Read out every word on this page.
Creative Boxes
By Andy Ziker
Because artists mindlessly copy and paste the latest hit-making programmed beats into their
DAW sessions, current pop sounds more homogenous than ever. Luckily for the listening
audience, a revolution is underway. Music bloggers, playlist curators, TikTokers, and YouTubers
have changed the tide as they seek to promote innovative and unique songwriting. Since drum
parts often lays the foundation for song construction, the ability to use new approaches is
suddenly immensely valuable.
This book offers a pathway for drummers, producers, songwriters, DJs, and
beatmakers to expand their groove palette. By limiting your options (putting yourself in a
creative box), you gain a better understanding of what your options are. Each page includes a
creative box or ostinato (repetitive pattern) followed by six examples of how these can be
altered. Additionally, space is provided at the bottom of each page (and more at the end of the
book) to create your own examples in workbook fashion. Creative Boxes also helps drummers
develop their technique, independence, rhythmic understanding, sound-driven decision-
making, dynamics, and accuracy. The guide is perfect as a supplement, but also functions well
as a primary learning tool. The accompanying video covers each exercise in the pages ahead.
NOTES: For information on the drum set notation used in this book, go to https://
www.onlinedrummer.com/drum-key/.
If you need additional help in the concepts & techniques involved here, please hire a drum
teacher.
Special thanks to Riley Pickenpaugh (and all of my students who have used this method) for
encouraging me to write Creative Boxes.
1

* * *

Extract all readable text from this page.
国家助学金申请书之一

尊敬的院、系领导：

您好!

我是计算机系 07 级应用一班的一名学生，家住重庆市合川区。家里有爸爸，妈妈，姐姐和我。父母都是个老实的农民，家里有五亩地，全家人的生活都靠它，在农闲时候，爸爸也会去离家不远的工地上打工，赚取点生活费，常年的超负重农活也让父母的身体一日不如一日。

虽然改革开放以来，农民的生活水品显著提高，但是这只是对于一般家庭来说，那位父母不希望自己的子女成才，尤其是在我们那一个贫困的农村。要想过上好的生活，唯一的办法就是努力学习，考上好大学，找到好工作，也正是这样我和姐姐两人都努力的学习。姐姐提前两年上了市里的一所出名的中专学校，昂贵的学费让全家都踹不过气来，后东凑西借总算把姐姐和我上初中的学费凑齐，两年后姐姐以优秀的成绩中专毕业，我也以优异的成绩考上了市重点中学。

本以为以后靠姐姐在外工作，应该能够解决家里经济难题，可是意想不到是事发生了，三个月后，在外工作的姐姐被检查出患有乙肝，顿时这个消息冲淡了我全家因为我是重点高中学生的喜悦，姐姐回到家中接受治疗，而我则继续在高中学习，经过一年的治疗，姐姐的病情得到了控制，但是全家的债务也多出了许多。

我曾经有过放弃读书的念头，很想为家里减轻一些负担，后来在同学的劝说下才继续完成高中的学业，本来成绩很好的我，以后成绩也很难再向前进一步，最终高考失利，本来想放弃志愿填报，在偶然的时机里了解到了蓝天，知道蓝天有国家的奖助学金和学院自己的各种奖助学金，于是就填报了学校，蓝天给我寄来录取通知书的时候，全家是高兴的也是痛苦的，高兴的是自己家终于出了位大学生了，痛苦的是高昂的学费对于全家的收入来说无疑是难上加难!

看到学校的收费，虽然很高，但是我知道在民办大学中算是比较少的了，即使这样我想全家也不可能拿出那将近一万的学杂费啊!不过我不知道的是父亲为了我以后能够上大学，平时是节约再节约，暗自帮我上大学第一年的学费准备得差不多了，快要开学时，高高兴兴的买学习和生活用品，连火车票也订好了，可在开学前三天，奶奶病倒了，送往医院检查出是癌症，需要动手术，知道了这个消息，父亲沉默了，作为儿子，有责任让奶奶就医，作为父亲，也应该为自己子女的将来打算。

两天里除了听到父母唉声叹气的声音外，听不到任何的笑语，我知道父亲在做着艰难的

* * *

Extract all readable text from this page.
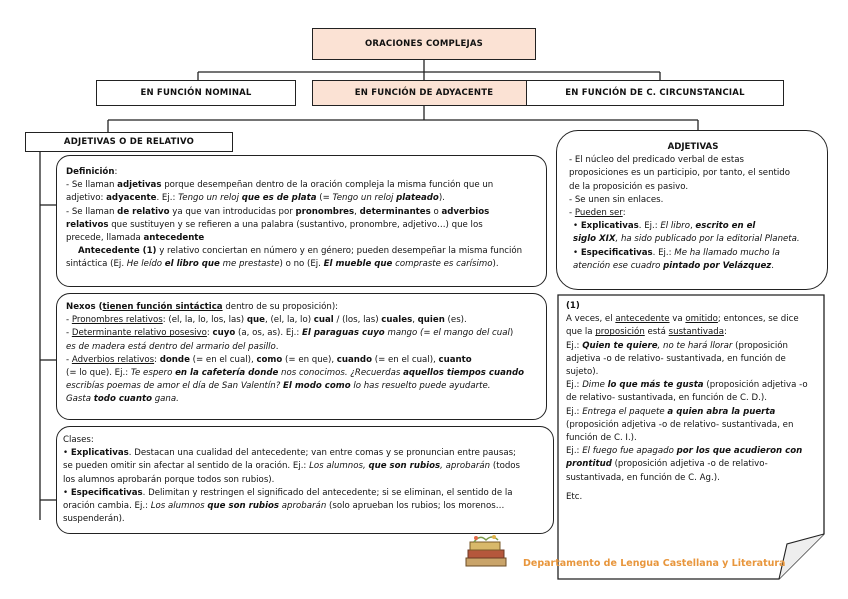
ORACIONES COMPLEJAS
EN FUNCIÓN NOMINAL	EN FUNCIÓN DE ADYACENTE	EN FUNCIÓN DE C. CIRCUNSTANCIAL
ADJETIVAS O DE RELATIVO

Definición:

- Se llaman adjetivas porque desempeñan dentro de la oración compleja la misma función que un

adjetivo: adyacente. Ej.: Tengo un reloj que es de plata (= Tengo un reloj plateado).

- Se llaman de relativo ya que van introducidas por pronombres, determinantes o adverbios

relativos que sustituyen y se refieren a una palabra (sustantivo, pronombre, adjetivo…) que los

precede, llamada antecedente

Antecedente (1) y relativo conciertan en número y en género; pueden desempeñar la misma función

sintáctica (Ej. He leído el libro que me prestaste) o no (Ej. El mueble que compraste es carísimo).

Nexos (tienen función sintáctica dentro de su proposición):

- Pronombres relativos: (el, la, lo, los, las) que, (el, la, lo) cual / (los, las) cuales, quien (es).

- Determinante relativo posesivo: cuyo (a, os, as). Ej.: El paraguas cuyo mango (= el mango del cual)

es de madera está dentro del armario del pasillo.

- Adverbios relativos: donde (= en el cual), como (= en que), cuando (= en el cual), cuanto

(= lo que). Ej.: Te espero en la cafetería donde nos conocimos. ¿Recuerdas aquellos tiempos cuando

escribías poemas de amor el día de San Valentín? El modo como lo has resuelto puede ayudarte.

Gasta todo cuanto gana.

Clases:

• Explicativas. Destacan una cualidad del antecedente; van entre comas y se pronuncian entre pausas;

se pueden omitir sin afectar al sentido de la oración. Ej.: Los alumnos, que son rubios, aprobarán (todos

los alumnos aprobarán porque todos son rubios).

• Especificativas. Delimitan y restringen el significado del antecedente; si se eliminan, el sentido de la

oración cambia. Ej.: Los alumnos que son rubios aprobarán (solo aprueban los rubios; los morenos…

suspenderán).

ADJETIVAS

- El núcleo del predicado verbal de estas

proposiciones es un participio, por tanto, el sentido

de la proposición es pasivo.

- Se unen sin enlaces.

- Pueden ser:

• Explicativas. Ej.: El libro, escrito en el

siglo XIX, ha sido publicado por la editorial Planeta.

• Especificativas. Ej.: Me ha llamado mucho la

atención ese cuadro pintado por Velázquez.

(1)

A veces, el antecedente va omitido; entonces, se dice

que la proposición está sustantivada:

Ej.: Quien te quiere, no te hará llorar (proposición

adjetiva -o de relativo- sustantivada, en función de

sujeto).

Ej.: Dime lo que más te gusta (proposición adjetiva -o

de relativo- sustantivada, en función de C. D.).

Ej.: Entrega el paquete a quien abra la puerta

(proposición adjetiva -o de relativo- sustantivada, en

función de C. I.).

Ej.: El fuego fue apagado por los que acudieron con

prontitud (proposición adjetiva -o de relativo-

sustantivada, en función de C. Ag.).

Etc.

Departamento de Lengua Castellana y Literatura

DIRECTION:
Show the lines of the data that hold the word "making".

RESULT OF THIS EXERCISE:
Because artists mindlessly copy and paste the latest hit-making programmed beats into their
making, dynamics, and accuracy. The guide is perfect as a supplement, but also functions well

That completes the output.